— What you are asked to do —
State how many lines in the listing below include the word "Closed". Give nothing but the number.

— Records for the exercise —
┄┄┄┄┄┄┄┄┄┄┄┄┄┄┄┄┄┄┄┄

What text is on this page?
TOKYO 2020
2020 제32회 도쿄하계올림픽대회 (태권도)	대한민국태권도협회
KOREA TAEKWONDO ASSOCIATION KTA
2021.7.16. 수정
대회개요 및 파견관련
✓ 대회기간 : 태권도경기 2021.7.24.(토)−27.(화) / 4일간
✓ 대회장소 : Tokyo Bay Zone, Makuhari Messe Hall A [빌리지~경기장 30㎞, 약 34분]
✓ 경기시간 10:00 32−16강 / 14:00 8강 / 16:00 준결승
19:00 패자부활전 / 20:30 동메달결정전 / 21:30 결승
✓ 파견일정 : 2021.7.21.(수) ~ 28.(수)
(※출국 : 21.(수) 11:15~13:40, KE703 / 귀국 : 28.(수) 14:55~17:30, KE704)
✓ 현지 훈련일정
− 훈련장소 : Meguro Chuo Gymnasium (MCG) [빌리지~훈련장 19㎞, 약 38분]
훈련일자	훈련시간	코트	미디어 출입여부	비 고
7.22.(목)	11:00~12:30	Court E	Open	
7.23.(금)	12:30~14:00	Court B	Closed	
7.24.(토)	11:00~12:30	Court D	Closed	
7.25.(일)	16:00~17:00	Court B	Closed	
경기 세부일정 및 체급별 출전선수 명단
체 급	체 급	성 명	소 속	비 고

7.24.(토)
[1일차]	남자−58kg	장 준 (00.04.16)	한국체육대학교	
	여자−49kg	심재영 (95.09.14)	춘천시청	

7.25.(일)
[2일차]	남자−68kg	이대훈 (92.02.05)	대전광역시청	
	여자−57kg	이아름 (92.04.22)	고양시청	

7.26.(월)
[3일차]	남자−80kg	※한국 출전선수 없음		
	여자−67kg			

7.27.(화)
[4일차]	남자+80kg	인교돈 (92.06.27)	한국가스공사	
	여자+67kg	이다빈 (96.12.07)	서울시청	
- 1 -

┄┄┄┄┄┄┄┄┄┄┄┄┄┄┄┄┄┄┄┄

— Answer —
3